═════ Recorded information

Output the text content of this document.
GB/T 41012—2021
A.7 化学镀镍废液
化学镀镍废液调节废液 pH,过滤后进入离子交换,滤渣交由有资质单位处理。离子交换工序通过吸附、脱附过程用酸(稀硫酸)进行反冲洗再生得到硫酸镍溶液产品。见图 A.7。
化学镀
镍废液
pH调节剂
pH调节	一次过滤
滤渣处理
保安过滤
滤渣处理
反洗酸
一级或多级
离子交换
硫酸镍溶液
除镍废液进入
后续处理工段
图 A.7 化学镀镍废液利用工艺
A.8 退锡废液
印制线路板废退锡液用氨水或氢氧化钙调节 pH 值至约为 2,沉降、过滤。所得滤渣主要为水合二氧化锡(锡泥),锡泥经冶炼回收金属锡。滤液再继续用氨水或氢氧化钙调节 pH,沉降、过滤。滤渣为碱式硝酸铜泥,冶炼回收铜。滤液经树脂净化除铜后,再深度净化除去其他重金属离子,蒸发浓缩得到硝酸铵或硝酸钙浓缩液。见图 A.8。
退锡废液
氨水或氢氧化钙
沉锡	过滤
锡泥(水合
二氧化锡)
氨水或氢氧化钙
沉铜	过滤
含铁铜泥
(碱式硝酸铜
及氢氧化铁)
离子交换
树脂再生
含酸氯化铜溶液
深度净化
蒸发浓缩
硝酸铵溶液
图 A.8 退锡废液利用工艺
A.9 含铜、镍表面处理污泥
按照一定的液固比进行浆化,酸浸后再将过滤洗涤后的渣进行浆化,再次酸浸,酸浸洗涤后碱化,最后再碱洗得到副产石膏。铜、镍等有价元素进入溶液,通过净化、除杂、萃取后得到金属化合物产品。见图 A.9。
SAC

══════════

◆ Direction ◆
Each record must be repeated exactly as it is.

◆ Correct output ◆
Output the text content of this document.
GB/T 41012—2021
A.7 化学镀镍废液
化学镀镍废液调节废液 pH,过滤后进入离子交换,滤渣交由有资质单位处理。离子交换工序通过吸附、脱附过程用酸(稀硫酸)进行反冲洗再生得到硫酸镍溶液产品。见图 A.7。
化学镀
镍废液
pH调节剂
pH调节	一次过滤
滤渣处理
保安过滤
滤渣处理
反洗酸
一级或多级
离子交换
硫酸镍溶液
除镍废液进入
后续处理工段
图 A.7 化学镀镍废液利用工艺
A.8 退锡废液
印制线路板废退锡液用氨水或氢氧化钙调节 pH 值至约为 2,沉降、过滤。所得滤渣主要为水合二氧化锡(锡泥),锡泥经冶炼回收金属锡。滤液再继续用氨水或氢氧化钙调节 pH,沉降、过滤。滤渣为碱式硝酸铜泥,冶炼回收铜。滤液经树脂净化除铜后,再深度净化除去其他重金属离子,蒸发浓缩得到硝酸铵或硝酸钙浓缩液。见图 A.8。
退锡废液
氨水或氢氧化钙
沉锡	过滤
锡泥(水合
二氧化锡)
氨水或氢氧化钙
沉铜	过滤
含铁铜泥
(碱式硝酸铜
及氢氧化铁)
离子交换
树脂再生
含酸氯化铜溶液
深度净化
蒸发浓缩
硝酸铵溶液
图 A.8 退锡废液利用工艺
A.9 含铜、镍表面处理污泥
按照一定的液固比进行浆化,酸浸后再将过滤洗涤后的渣进行浆化,再次酸浸,酸浸洗涤后碱化,最后再碱洗得到副产石膏。铜、镍等有价元素进入溶液,通过净化、除杂、萃取后得到金属化合物产品。见图 A.9。
SAC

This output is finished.